INSTRUCTIONS TO FOLLOW
Reproduce every line of the records below verbatim, omitting the picture placeholders.

RECORD EXTRACTS
━━━━━━━━

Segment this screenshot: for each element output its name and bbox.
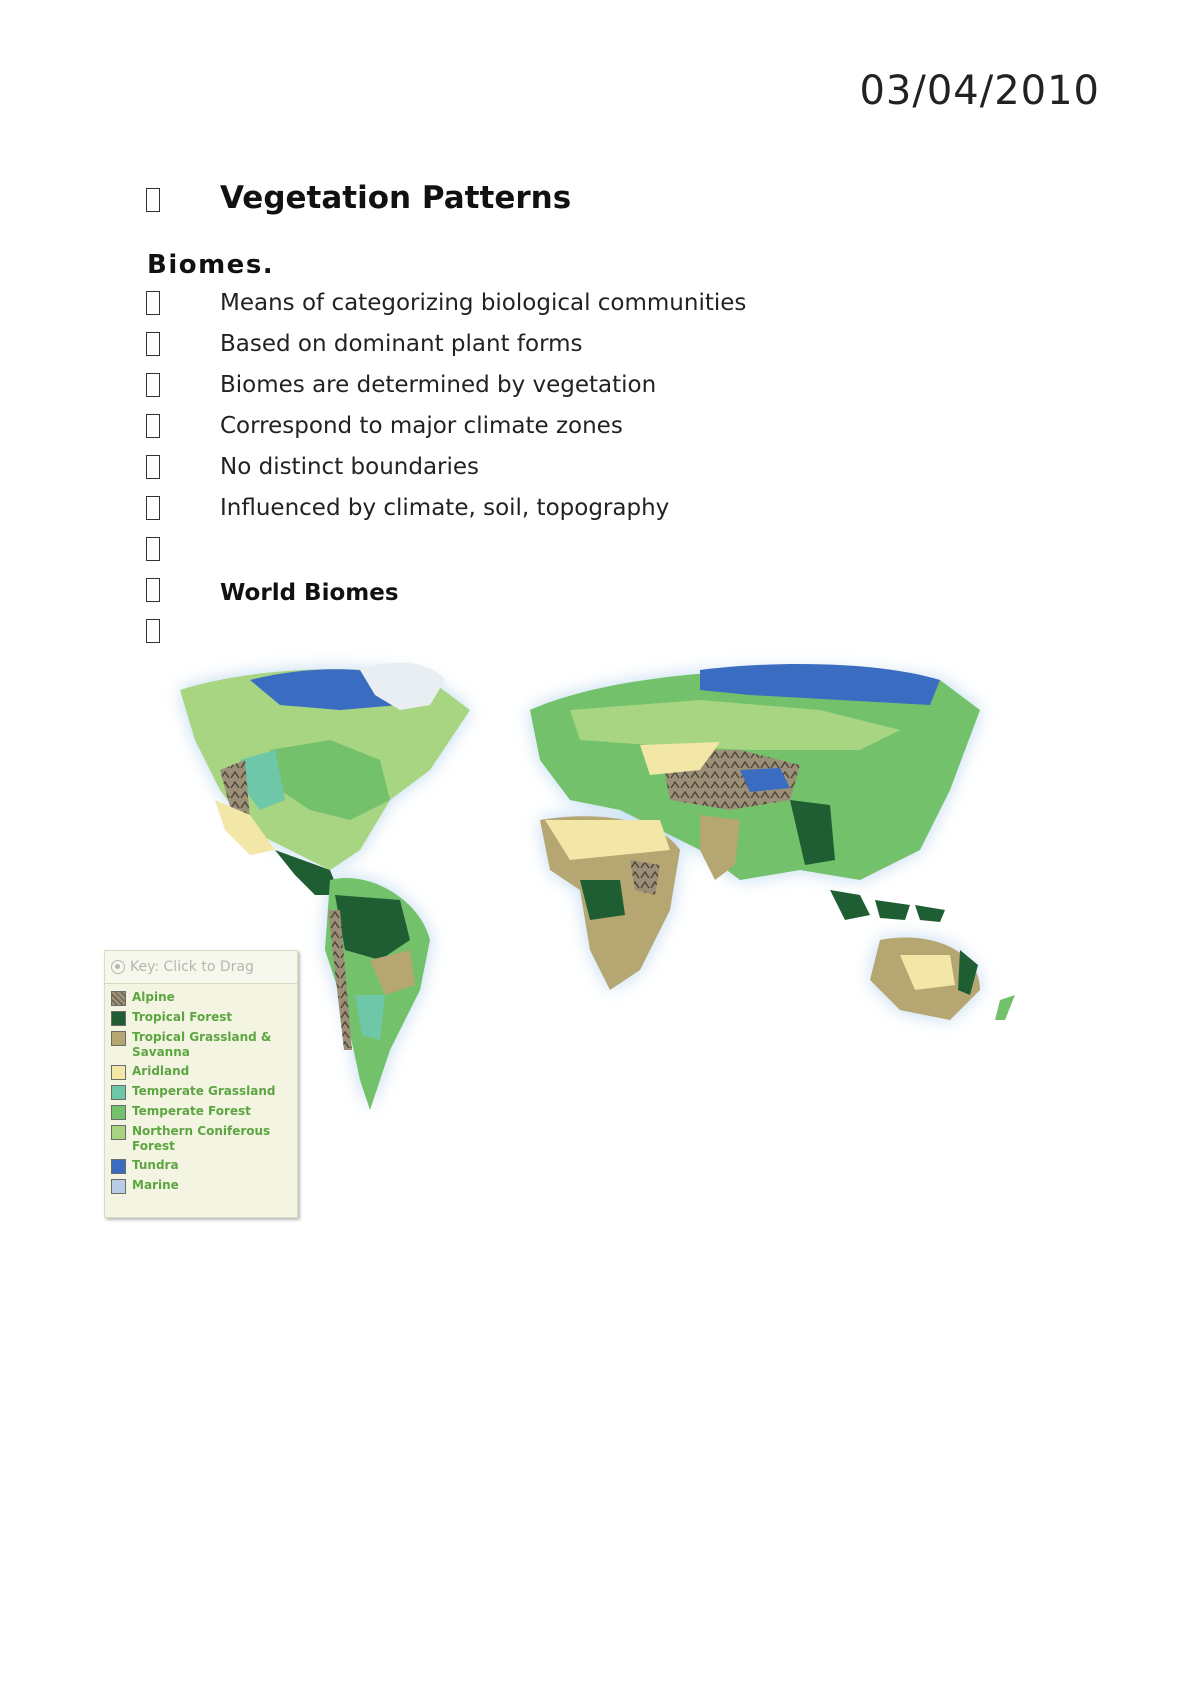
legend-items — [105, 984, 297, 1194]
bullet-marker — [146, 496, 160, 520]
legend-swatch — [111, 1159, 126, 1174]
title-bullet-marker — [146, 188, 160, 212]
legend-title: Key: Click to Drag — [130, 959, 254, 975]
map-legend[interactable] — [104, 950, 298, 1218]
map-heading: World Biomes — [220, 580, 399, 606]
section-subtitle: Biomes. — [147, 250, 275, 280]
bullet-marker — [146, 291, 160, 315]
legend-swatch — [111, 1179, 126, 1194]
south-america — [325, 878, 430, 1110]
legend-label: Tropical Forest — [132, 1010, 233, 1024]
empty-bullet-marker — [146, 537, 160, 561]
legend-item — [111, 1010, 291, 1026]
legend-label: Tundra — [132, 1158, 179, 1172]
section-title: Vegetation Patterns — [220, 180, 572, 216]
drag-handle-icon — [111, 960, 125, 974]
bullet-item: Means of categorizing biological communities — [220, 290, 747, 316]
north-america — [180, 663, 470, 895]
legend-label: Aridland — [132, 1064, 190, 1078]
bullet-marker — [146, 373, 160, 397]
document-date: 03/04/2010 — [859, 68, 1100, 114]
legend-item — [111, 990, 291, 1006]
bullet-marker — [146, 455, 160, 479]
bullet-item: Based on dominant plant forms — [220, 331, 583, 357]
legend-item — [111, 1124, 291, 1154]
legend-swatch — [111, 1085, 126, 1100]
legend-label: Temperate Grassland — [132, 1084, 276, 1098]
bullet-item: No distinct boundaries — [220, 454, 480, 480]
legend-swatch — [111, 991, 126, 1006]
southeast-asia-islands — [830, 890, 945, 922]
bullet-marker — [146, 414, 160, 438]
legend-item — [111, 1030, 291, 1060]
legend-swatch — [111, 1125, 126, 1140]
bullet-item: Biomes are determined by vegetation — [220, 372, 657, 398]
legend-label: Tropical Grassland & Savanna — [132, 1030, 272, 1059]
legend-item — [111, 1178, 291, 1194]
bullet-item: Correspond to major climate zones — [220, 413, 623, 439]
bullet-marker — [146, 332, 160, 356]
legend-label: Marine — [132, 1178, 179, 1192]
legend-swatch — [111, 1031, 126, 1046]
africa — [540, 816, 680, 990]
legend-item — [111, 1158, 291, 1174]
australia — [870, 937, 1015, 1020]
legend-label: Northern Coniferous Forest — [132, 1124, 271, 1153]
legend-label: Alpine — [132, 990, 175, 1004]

━━━━━━━━

EXERCISE RESULT
Segment this screenshot: for each element output its name and bbox.
legend-items — [105, 984, 297, 1194]
bullet-marker — [146, 496, 160, 520]
legend-swatch — [111, 1159, 126, 1174]
title-bullet-marker — [146, 188, 160, 212]
legend-title: Key: Click to Drag — [130, 959, 254, 975]
map-legend[interactable] — [104, 950, 298, 1218]
map-heading: World Biomes — [220, 580, 399, 606]
section-subtitle: Biomes. — [147, 250, 275, 280]
bullet-marker — [146, 291, 160, 315]
legend-swatch — [111, 1179, 126, 1194]
south-america — [325, 878, 430, 1110]
legend-label: Tropical Forest — [132, 1010, 233, 1024]
empty-bullet-marker — [146, 537, 160, 561]
legend-item — [111, 1010, 291, 1026]
legend-label: Tundra — [132, 1158, 179, 1172]
section-title: Vegetation Patterns — [220, 180, 572, 216]
drag-handle-icon — [111, 960, 125, 974]
bullet-item: Means of categorizing biological communities — [220, 290, 747, 316]
north-america — [180, 663, 470, 895]
legend-label: Aridland — [132, 1064, 190, 1078]
bullet-marker — [146, 373, 160, 397]
document-date: 03/04/2010 — [859, 68, 1100, 114]
legend-item — [111, 990, 291, 1006]
bullet-marker — [146, 455, 160, 479]
bullet-item: Based on dominant plant forms — [220, 331, 583, 357]
legend-item — [111, 1124, 291, 1154]
legend-swatch — [111, 1085, 126, 1100]
legend-label: Temperate Grassland — [132, 1084, 276, 1098]
bullet-item: No distinct boundaries — [220, 454, 480, 480]
legend-swatch — [111, 991, 126, 1006]
southeast-asia-islands — [830, 890, 945, 922]
bullet-marker — [146, 414, 160, 438]
legend-item — [111, 1030, 291, 1060]
legend-swatch — [111, 1125, 126, 1140]
bullet-item: Biomes are determined by vegetation — [220, 372, 657, 398]
legend-label: Tropical Grassland & Savanna — [132, 1030, 272, 1059]
legend-item — [111, 1178, 291, 1194]
bullet-item: Correspond to major climate zones — [220, 413, 623, 439]
bullet-marker — [146, 332, 160, 356]
legend-label: Marine — [132, 1178, 179, 1192]
legend-swatch — [111, 1031, 126, 1046]
africa — [540, 816, 680, 990]
legend-item — [111, 1158, 291, 1174]
australia — [870, 937, 1015, 1020]
legend-label: Northern Coniferous Forest — [132, 1124, 271, 1153]
legend-label: Alpine — [132, 990, 175, 1004]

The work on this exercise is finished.